## WHAT THE TASK REQUIRES
Find the lines holding the word "Answer" and collect them.
____________________
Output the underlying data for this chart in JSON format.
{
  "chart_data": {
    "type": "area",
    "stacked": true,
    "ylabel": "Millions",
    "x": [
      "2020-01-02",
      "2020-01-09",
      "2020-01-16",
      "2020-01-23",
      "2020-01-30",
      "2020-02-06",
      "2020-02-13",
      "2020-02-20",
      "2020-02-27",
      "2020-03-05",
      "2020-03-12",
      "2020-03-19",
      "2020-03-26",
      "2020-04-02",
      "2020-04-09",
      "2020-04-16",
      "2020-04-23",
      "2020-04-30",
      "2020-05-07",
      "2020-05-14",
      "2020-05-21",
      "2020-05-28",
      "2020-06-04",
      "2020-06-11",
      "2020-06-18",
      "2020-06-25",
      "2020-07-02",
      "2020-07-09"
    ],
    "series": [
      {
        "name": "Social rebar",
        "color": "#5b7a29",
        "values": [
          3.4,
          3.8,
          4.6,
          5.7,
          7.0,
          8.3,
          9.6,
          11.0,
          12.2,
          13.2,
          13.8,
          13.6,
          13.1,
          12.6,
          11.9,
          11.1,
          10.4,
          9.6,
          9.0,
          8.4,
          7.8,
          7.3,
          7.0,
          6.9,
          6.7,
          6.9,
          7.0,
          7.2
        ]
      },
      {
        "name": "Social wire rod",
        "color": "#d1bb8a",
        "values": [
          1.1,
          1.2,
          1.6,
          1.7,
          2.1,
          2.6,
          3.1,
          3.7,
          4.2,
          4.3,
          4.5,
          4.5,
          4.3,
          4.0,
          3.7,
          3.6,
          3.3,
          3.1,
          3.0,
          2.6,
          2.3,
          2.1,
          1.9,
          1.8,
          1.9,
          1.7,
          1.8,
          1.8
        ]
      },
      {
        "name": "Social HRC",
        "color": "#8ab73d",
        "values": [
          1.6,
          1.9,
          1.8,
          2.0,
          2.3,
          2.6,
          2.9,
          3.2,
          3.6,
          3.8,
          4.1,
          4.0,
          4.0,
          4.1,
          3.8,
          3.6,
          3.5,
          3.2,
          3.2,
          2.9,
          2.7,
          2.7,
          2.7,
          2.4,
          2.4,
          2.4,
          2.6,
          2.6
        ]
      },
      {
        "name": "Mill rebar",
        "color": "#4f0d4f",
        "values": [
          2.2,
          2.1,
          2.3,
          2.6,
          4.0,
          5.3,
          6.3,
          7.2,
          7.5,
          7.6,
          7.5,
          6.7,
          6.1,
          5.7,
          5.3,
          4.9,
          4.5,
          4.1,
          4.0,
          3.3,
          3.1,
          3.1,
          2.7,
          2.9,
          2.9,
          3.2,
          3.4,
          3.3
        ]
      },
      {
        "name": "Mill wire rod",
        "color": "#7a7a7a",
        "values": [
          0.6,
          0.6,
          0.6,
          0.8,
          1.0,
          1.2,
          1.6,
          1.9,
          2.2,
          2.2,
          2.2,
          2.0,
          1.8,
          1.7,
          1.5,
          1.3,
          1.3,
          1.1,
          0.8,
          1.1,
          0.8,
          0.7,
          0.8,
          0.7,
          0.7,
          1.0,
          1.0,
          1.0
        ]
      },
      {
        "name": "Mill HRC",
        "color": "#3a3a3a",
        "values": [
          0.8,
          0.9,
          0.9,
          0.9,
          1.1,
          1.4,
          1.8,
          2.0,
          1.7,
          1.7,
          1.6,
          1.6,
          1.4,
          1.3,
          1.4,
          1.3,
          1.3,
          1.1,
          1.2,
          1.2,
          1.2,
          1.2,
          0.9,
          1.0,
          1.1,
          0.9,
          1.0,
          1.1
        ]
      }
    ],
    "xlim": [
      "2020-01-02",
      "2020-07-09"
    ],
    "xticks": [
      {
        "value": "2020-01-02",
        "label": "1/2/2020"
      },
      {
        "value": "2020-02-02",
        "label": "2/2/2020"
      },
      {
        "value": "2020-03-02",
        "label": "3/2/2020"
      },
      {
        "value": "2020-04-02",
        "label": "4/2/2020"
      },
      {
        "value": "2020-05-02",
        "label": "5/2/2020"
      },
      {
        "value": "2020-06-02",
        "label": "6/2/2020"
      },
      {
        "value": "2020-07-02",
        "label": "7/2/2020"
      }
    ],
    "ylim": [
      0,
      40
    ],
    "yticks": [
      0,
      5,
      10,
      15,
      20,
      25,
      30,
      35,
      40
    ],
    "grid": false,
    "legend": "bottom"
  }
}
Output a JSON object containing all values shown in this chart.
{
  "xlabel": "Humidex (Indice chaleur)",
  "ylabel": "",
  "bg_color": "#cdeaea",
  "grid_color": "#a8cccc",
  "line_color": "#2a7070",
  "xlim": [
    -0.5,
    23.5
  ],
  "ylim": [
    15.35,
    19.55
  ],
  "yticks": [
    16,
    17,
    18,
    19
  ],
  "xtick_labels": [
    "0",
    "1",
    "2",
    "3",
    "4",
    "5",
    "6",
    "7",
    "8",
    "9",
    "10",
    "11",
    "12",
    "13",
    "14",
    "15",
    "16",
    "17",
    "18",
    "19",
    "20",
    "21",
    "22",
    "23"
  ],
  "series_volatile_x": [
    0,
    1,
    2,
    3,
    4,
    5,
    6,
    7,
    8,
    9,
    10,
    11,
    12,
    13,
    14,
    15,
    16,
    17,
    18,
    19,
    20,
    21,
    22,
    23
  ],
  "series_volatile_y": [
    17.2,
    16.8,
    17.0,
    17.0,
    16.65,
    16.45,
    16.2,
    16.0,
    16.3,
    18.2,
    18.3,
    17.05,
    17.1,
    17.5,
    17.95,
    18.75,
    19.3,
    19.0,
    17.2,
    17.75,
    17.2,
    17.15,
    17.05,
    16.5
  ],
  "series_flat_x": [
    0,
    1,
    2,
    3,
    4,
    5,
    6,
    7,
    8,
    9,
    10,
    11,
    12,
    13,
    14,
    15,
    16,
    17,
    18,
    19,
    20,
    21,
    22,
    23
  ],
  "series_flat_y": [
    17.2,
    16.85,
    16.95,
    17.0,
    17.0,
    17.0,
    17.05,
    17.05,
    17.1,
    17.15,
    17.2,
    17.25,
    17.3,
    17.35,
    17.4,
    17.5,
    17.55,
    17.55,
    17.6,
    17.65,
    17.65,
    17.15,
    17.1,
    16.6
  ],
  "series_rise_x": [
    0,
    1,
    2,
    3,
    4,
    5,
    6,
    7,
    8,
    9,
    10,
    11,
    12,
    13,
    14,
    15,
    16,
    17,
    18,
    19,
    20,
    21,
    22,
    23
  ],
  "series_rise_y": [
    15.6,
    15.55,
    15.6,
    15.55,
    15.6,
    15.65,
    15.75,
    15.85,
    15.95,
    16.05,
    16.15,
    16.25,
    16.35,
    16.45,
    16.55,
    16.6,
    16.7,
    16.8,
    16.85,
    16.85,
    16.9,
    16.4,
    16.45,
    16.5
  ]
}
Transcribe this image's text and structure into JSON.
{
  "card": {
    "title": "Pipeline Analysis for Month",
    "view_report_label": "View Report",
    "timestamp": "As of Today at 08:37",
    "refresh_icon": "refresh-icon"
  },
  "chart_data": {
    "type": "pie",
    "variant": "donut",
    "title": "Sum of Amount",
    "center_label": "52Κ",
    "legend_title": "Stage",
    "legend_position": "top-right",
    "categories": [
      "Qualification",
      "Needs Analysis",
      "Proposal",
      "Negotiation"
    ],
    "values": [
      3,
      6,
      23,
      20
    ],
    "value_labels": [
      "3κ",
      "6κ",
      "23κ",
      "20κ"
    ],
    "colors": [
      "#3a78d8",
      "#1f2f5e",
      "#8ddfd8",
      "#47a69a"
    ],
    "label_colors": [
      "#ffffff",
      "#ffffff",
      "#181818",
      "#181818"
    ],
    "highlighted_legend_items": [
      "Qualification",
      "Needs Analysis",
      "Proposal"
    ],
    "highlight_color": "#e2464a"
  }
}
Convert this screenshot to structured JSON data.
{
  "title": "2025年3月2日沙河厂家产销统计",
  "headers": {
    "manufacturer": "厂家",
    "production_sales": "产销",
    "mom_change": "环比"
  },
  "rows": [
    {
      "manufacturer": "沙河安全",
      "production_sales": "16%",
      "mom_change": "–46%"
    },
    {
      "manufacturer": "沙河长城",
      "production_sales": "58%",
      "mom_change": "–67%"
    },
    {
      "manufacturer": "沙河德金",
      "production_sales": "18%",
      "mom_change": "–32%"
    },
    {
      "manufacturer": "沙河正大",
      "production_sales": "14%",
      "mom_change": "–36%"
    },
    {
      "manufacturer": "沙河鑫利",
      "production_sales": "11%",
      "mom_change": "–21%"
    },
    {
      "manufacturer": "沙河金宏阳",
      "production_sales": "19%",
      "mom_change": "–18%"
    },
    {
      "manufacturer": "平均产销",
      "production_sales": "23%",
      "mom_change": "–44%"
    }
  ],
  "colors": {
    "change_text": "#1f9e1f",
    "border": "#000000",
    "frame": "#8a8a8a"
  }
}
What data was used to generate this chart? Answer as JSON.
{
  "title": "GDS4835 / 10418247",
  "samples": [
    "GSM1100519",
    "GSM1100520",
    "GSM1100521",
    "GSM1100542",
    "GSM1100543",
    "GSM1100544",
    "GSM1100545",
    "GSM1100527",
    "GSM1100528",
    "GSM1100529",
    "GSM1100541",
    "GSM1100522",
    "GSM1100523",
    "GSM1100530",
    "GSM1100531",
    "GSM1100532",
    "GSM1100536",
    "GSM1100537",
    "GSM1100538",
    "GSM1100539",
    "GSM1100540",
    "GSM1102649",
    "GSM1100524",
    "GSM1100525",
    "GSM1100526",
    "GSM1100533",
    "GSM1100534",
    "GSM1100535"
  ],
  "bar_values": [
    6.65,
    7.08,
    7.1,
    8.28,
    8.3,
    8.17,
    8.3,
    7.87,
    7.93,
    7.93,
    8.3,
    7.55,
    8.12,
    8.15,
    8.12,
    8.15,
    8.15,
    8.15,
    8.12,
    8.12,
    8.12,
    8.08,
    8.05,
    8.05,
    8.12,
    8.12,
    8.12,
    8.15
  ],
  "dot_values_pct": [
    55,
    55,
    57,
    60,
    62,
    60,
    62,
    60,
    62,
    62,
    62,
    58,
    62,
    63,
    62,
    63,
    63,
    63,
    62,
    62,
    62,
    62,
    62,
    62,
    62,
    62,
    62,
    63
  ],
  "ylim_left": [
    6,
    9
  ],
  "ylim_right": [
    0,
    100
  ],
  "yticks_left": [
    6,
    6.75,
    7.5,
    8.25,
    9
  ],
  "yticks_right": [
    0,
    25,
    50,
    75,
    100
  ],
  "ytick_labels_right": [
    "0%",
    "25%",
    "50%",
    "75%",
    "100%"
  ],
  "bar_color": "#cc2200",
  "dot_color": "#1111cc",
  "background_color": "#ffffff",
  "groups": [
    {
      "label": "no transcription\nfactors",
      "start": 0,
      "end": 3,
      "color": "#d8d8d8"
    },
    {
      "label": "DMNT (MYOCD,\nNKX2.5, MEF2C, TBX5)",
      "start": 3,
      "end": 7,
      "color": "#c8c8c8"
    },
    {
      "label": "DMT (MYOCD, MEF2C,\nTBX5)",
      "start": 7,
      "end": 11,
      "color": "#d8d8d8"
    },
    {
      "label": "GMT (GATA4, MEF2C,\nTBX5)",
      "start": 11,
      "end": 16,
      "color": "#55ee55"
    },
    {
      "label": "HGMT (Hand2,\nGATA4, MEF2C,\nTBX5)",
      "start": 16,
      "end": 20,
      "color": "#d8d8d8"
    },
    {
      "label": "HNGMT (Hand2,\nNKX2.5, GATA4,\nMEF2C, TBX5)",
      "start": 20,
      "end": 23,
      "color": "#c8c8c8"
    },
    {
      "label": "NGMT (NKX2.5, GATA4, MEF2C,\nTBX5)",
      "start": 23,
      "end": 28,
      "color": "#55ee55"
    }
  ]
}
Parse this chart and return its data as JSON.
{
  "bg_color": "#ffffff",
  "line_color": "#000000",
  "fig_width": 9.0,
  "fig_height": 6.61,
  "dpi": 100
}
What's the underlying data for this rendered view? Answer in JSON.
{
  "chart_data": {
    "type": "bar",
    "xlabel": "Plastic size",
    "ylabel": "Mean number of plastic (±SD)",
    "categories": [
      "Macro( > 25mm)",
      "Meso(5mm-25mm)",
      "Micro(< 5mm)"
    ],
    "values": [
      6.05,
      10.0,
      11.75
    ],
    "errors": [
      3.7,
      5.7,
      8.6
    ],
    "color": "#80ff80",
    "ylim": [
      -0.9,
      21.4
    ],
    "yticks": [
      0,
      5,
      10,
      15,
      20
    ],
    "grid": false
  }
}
____________________
## FULL RESPONSE
What data was used to generate this chart? Answer as JSON.
What's the underlying data for this rendered view? Answer in JSON.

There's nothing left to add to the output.